Instructions for the task
Work out the number of lines containing "لفته". Answer with nothing but that number.

◇ ◇ ◇

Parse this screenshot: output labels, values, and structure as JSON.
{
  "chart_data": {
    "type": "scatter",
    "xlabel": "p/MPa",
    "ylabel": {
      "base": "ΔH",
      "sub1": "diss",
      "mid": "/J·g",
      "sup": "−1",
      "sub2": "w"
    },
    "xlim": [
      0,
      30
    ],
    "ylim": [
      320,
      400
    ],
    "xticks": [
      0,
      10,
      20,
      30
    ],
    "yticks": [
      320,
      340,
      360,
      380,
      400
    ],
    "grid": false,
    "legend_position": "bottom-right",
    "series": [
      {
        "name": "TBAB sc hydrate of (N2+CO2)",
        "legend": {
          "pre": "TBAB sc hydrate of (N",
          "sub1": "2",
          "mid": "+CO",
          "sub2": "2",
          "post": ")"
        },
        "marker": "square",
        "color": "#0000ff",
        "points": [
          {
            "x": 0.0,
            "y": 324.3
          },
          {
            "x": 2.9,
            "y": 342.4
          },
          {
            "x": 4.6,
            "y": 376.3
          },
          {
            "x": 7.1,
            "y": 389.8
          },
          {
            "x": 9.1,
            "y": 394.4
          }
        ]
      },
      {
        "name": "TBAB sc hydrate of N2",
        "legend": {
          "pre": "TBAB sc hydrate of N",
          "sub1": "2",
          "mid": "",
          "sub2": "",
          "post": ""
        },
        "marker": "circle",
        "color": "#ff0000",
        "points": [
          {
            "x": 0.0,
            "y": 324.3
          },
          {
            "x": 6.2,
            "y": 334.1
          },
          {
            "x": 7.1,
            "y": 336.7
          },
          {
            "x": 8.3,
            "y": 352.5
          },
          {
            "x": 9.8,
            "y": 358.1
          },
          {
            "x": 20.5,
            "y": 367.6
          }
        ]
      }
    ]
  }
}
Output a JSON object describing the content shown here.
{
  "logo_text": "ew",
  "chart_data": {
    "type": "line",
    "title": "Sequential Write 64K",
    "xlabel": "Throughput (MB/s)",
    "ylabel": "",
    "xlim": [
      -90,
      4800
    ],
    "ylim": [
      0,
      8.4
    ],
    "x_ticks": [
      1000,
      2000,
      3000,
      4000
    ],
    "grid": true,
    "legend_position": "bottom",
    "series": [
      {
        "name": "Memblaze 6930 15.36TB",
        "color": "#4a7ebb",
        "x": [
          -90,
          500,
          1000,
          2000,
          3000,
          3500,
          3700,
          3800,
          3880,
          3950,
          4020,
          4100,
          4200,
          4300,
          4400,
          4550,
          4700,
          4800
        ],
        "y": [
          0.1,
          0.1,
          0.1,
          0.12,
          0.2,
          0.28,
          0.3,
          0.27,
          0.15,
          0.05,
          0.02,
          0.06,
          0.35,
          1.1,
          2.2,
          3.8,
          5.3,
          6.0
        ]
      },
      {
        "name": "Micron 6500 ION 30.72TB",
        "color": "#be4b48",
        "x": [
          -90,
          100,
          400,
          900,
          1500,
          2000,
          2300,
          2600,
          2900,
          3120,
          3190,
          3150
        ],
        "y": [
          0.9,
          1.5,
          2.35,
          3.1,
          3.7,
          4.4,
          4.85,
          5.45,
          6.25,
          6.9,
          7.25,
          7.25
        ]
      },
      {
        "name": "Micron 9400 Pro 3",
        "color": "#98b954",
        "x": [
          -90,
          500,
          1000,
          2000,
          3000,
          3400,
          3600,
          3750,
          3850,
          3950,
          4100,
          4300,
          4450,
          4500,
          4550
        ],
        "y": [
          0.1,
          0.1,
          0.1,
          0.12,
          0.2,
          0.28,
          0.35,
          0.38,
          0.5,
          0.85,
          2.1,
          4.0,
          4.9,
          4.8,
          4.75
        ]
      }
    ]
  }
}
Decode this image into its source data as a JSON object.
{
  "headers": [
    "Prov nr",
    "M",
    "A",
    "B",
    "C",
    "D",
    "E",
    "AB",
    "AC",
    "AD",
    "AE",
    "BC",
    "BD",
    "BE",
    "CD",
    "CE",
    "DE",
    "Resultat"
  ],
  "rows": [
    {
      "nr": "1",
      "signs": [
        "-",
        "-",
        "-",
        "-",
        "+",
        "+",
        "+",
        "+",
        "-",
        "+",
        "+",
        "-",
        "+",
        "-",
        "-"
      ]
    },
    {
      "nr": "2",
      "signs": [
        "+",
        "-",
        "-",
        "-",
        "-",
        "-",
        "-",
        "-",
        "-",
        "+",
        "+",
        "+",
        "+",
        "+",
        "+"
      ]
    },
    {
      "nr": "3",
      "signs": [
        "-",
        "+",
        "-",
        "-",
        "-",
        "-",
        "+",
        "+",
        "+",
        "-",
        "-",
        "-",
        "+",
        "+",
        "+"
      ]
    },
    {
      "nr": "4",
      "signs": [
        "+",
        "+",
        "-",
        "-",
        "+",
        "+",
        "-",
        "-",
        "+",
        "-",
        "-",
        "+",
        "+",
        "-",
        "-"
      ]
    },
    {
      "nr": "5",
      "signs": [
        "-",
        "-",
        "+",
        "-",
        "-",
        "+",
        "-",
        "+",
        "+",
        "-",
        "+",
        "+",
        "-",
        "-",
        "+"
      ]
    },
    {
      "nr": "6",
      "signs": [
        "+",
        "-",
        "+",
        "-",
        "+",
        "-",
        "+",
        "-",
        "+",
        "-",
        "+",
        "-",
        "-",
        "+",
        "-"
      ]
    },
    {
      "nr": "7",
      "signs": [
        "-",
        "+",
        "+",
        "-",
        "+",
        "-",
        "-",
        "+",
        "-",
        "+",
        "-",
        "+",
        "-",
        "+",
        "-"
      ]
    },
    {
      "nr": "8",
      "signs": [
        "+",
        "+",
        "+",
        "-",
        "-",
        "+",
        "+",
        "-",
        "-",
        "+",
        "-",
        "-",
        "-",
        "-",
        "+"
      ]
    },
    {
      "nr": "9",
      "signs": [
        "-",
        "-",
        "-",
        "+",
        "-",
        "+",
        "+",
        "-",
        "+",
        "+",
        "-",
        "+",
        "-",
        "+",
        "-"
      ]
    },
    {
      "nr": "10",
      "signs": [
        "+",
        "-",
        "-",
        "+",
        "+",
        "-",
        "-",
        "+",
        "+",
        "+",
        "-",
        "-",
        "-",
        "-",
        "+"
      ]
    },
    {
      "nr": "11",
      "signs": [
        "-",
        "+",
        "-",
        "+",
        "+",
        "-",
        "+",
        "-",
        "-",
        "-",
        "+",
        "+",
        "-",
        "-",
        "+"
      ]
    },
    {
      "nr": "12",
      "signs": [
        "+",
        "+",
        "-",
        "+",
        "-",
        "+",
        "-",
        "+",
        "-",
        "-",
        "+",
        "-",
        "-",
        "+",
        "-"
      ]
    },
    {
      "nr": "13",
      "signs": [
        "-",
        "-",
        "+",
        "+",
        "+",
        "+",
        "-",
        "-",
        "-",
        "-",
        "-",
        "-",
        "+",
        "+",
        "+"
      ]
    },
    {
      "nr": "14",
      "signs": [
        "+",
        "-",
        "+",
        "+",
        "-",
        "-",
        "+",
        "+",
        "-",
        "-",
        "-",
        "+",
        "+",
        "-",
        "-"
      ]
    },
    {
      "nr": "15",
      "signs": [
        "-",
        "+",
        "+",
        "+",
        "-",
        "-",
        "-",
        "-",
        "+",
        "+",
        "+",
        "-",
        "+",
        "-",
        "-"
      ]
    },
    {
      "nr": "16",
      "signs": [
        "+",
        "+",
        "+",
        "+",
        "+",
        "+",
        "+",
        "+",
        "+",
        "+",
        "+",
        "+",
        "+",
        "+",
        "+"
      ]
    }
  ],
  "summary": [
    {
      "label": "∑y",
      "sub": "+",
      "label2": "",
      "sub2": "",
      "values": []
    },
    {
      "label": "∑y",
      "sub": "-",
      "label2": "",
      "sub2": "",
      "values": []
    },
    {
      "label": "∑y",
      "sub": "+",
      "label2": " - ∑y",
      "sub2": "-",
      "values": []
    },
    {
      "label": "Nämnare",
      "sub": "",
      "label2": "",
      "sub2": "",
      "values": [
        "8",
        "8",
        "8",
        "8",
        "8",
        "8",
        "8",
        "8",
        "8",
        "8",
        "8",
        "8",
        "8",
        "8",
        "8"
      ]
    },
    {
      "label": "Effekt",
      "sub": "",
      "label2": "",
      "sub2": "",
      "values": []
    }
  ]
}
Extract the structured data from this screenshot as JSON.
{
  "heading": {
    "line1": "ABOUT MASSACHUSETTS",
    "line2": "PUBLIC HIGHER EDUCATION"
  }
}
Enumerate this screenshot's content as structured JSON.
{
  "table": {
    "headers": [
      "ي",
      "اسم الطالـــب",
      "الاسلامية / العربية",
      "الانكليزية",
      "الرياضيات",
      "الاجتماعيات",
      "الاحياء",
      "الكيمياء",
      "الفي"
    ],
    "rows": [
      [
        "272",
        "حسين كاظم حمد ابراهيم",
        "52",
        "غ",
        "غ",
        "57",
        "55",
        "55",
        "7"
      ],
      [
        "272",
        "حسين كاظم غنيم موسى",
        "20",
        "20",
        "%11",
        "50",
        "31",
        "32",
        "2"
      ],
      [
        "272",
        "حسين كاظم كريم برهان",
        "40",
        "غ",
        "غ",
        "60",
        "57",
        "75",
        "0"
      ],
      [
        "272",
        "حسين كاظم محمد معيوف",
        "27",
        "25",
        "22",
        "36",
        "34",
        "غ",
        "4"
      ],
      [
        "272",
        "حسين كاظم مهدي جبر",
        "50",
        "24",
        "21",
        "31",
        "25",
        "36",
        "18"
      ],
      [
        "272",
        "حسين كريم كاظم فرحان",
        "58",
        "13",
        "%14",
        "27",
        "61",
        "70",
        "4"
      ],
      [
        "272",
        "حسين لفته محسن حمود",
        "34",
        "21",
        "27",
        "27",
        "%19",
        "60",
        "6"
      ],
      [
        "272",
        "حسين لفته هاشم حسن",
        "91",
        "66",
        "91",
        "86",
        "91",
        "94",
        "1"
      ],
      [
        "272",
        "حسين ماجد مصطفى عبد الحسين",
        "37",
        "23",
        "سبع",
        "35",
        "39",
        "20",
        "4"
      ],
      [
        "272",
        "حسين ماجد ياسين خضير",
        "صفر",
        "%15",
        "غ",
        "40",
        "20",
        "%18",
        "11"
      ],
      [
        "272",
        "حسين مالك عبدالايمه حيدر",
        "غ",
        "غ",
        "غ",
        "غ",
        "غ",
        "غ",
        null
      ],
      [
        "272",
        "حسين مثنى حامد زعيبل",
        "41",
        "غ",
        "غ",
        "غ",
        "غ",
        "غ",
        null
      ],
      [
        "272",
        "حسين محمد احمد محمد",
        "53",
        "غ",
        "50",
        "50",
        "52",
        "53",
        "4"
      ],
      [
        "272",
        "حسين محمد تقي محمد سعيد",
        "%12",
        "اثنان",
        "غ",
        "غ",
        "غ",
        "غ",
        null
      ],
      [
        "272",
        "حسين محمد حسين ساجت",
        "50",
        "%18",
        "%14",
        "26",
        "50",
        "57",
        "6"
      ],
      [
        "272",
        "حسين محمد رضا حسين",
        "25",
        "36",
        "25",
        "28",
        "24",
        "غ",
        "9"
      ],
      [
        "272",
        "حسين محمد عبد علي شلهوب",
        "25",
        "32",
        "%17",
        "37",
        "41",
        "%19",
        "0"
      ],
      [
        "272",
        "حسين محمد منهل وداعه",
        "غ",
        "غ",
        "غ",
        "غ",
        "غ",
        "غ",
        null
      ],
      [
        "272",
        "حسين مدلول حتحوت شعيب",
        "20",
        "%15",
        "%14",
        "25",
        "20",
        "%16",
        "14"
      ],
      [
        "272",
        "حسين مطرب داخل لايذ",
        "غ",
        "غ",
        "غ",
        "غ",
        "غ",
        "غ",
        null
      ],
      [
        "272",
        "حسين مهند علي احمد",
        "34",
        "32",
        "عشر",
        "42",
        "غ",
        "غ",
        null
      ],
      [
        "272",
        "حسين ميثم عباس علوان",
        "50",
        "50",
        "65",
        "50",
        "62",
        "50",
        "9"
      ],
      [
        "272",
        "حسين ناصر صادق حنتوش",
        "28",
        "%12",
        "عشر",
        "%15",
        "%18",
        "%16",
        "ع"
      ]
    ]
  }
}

◇ ◇ ◇

Final answer
2